**Supplied material**
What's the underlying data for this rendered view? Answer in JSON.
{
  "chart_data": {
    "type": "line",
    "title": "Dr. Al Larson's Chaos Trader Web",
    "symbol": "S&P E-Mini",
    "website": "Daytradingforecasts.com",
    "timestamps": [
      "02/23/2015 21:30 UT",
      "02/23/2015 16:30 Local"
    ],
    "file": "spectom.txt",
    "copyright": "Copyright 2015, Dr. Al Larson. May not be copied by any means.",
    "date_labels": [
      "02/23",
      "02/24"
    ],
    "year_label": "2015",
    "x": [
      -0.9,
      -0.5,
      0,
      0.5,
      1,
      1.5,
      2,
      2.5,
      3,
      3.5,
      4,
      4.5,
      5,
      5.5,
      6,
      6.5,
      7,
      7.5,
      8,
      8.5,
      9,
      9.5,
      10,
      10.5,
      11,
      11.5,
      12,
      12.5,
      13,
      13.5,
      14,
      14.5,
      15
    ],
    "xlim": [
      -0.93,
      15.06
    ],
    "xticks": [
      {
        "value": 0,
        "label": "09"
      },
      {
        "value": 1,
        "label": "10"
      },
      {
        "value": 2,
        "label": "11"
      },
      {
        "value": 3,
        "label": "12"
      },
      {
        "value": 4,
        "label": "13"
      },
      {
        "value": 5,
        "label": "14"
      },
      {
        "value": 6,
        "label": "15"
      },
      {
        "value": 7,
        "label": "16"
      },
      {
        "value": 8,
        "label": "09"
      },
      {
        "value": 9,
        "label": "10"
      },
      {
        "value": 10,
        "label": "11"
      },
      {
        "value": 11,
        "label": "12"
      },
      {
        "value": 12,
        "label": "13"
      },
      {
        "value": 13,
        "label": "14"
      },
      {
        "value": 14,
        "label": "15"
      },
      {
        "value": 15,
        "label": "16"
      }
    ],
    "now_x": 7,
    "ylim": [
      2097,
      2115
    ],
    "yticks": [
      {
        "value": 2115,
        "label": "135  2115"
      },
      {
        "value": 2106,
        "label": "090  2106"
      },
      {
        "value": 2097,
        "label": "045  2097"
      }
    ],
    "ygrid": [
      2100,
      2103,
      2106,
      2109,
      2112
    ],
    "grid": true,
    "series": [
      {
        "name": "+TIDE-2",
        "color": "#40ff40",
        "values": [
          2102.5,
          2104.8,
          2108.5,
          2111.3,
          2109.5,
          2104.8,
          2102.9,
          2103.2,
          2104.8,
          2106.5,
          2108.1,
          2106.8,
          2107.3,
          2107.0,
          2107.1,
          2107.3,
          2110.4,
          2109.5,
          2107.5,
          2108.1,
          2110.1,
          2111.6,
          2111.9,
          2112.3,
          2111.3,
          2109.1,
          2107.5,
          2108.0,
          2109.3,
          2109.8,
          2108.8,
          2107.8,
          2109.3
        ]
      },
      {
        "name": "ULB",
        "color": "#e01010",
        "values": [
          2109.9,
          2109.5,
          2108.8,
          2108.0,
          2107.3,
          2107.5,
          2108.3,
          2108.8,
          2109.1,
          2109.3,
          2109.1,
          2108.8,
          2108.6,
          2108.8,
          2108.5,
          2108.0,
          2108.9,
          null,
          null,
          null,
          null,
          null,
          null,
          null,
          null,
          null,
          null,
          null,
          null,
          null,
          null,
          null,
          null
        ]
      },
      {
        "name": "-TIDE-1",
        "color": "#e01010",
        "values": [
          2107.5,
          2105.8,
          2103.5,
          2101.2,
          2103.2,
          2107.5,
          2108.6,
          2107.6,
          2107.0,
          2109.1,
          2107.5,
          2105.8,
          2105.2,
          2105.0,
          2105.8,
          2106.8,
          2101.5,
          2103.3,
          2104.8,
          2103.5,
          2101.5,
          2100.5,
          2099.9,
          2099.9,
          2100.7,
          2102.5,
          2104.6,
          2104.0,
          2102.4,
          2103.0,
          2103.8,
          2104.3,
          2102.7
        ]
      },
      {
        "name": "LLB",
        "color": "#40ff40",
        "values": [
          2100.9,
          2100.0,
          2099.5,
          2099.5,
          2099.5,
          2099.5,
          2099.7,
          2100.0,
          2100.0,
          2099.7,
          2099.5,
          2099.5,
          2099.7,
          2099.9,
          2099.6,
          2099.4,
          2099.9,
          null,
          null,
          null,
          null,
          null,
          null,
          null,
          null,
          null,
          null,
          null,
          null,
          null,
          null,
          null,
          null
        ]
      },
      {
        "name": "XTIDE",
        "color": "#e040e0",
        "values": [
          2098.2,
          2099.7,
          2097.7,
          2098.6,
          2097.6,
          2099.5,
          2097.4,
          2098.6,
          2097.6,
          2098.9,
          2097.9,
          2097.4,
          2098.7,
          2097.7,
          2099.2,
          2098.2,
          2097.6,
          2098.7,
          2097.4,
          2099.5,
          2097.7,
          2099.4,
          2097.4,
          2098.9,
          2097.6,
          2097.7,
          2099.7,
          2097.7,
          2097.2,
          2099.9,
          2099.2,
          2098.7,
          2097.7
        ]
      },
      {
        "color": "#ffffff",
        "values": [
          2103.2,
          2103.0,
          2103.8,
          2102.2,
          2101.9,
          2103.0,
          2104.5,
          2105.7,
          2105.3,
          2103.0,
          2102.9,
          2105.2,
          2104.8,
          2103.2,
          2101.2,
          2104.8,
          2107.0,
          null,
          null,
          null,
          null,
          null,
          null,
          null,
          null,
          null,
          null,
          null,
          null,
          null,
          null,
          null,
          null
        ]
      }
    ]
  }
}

**Instruction**
Please restate the data word for word, every record included.

**Response below**
What's the underlying data for this rendered view? Answer in JSON.
{
  "chart_data": {
    "type": "line",
    "title": "Dr. Al Larson's Chaos Trader Web",
    "symbol": "S&P E-Mini",
    "website": "Daytradingforecasts.com",
    "timestamps": [
      "02/23/2015 21:30 UT",
      "02/23/2015 16:30 Local"
    ],
    "file": "spectom.txt",
    "copyright": "Copyright 2015, Dr. Al Larson. May not be copied by any means.",
    "date_labels": [
      "02/23",
      "02/24"
    ],
    "year_label": "2015",
    "x": [
      -0.9,
      -0.5,
      0,
      0.5,
      1,
      1.5,
      2,
      2.5,
      3,
      3.5,
      4,
      4.5,
      5,
      5.5,
      6,
      6.5,
      7,
      7.5,
      8,
      8.5,
      9,
      9.5,
      10,
      10.5,
      11,
      11.5,
      12,
      12.5,
      13,
      13.5,
      14,
      14.5,
      15
    ],
    "xlim": [
      -0.93,
      15.06
    ],
    "xticks": [
      {
        "value": 0,
        "label": "09"
      },
      {
        "value": 1,
        "label": "10"
      },
      {
        "value": 2,
        "label": "11"
      },
      {
        "value": 3,
        "label": "12"
      },
      {
        "value": 4,
        "label": "13"
      },
      {
        "value": 5,
        "label": "14"
      },
      {
        "value": 6,
        "label": "15"
      },
      {
        "value": 7,
        "label": "16"
      },
      {
        "value": 8,
        "label": "09"
      },
      {
        "value": 9,
        "label": "10"
      },
      {
        "value": 10,
        "label": "11"
      },
      {
        "value": 11,
        "label": "12"
      },
      {
        "value": 12,
        "label": "13"
      },
      {
        "value": 13,
        "label": "14"
      },
      {
        "value": 14,
        "label": "15"
      },
      {
        "value": 15,
        "label": "16"
      }
    ],
    "now_x": 7,
    "ylim": [
      2097,
      2115
    ],
    "yticks": [
      {
        "value": 2115,
        "label": "135  2115"
      },
      {
        "value": 2106,
        "label": "090  2106"
      },
      {
        "value": 2097,
        "label": "045  2097"
      }
    ],
    "ygrid": [
      2100,
      2103,
      2106,
      2109,
      2112
    ],
    "grid": true,
    "series": [
      {
        "name": "+TIDE-2",
        "color": "#40ff40",
        "values": [
          2102.5,
          2104.8,
          2108.5,
          2111.3,
          2109.5,
          2104.8,
          2102.9,
          2103.2,
          2104.8,
          2106.5,
          2108.1,
          2106.8,
          2107.3,
          2107.0,
          2107.1,
          2107.3,
          2110.4,
          2109.5,
          2107.5,
          2108.1,
          2110.1,
          2111.6,
          2111.9,
          2112.3,
          2111.3,
          2109.1,
          2107.5,
          2108.0,
          2109.3,
          2109.8,
          2108.8,
          2107.8,
          2109.3
        ]
      },
      {
        "name": "ULB",
        "color": "#e01010",
        "values": [
          2109.9,
          2109.5,
          2108.8,
          2108.0,
          2107.3,
          2107.5,
          2108.3,
          2108.8,
          2109.1,
          2109.3,
          2109.1,
          2108.8,
          2108.6,
          2108.8,
          2108.5,
          2108.0,
          2108.9,
          null,
          null,
          null,
          null,
          null,
          null,
          null,
          null,
          null,
          null,
          null,
          null,
          null,
          null,
          null,
          null
        ]
      },
      {
        "name": "-TIDE-1",
        "color": "#e01010",
        "values": [
          2107.5,
          2105.8,
          2103.5,
          2101.2,
          2103.2,
          2107.5,
          2108.6,
          2107.6,
          2107.0,
          2109.1,
          2107.5,
          2105.8,
          2105.2,
          2105.0,
          2105.8,
          2106.8,
          2101.5,
          2103.3,
          2104.8,
          2103.5,
          2101.5,
          2100.5,
          2099.9,
          2099.9,
          2100.7,
          2102.5,
          2104.6,
          2104.0,
          2102.4,
          2103.0,
          2103.8,
          2104.3,
          2102.7
        ]
      },
      {
        "name": "LLB",
        "color": "#40ff40",
        "values": [
          2100.9,
          2100.0,
          2099.5,
          2099.5,
          2099.5,
          2099.5,
          2099.7,
          2100.0,
          2100.0,
          2099.7,
          2099.5,
          2099.5,
          2099.7,
          2099.9,
          2099.6,
          2099.4,
          2099.9,
          null,
          null,
          null,
          null,
          null,
          null,
          null,
          null,
          null,
          null,
          null,
          null,
          null,
          null,
          null,
          null
        ]
      },
      {
        "name": "XTIDE",
        "color": "#e040e0",
        "values": [
          2098.2,
          2099.7,
          2097.7,
          2098.6,
          2097.6,
          2099.5,
          2097.4,
          2098.6,
          2097.6,
          2098.9,
          2097.9,
          2097.4,
          2098.7,
          2097.7,
          2099.2,
          2098.2,
          2097.6,
          2098.7,
          2097.4,
          2099.5,
          2097.7,
          2099.4,
          2097.4,
          2098.9,
          2097.6,
          2097.7,
          2099.7,
          2097.7,
          2097.2,
          2099.9,
          2099.2,
          2098.7,
          2097.7
        ]
      },
      {
        "color": "#ffffff",
        "values": [
          2103.2,
          2103.0,
          2103.8,
          2102.2,
          2101.9,
          2103.0,
          2104.5,
          2105.7,
          2105.3,
          2103.0,
          2102.9,
          2105.2,
          2104.8,
          2103.2,
          2101.2,
          2104.8,
          2107.0,
          null,
          null,
          null,
          null,
          null,
          null,
          null,
          null,
          null,
          null,
          null,
          null,
          null,
          null,
          null,
          null
        ]
      }
    ]
  }
}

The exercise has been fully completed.